**EXERCISE BRIEF:** Report the count of lines holding "Arrived" in the records, with no other words.

**RAW DATA:**
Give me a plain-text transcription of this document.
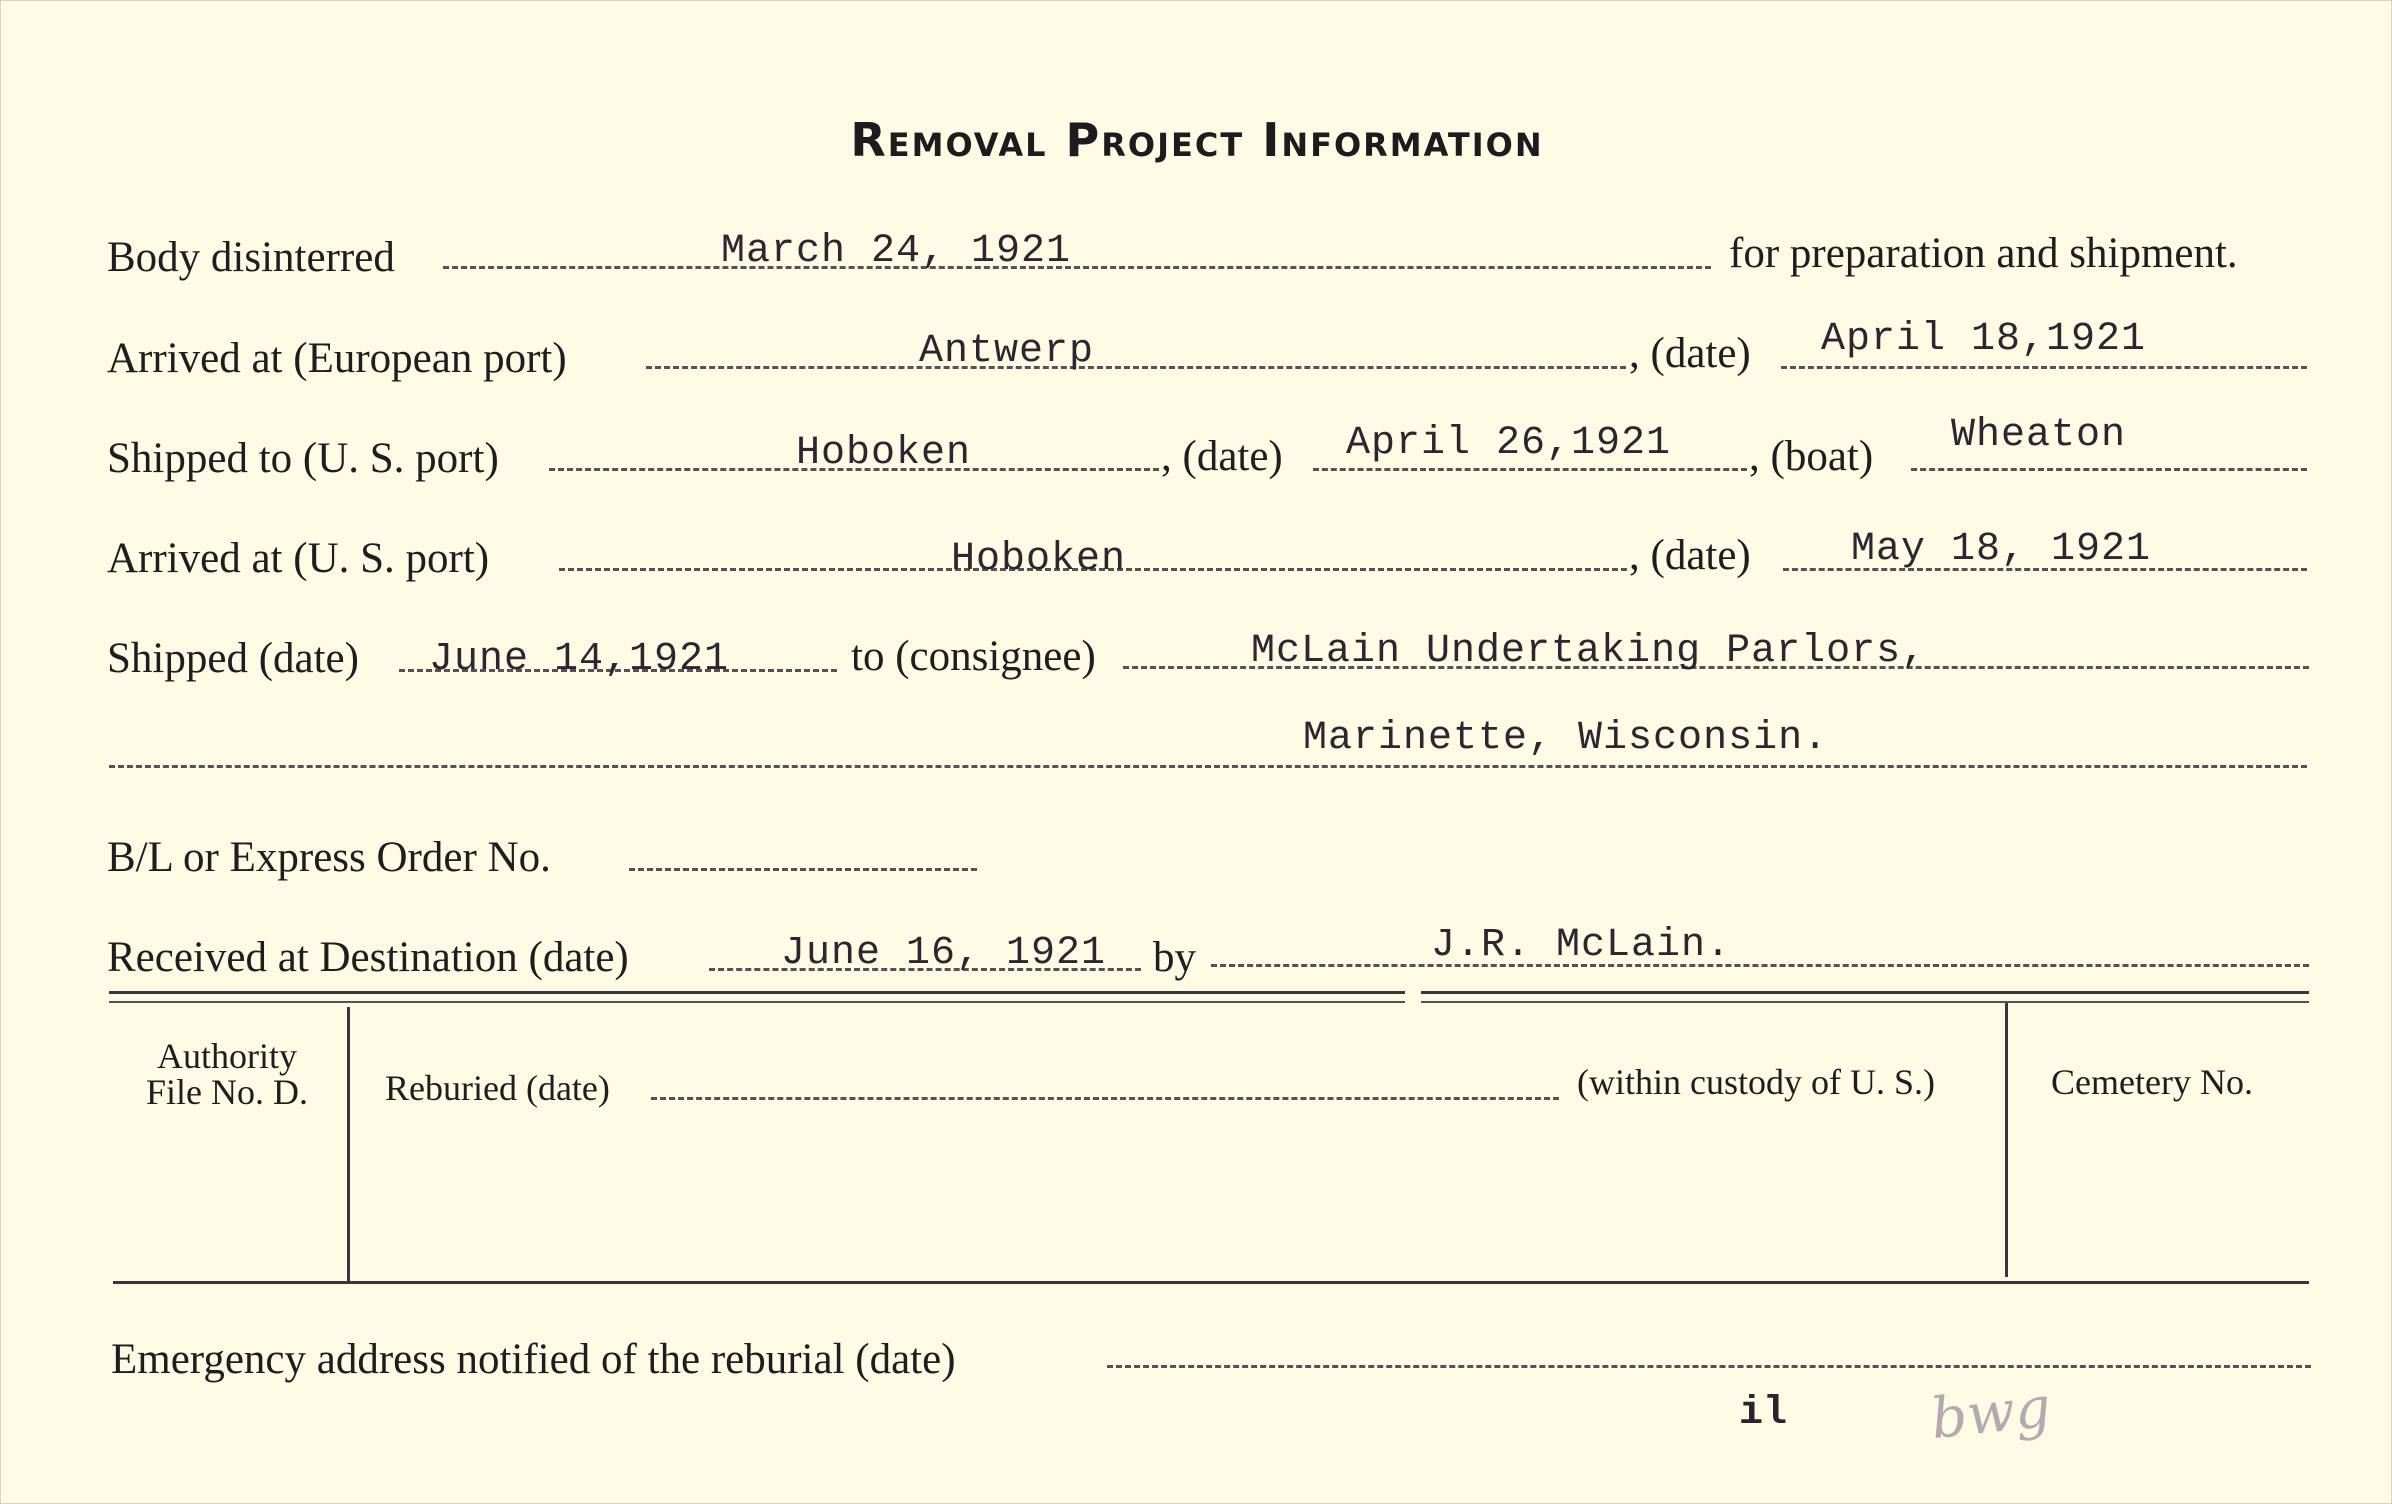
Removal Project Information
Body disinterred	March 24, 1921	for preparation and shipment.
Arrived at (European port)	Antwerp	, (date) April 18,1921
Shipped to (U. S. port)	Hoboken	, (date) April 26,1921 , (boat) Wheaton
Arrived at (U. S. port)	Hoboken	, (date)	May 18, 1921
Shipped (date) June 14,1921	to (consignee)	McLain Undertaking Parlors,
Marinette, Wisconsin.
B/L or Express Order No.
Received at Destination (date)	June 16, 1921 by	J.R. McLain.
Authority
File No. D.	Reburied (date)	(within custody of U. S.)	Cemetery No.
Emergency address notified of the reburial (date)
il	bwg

**SOLUTION:** 2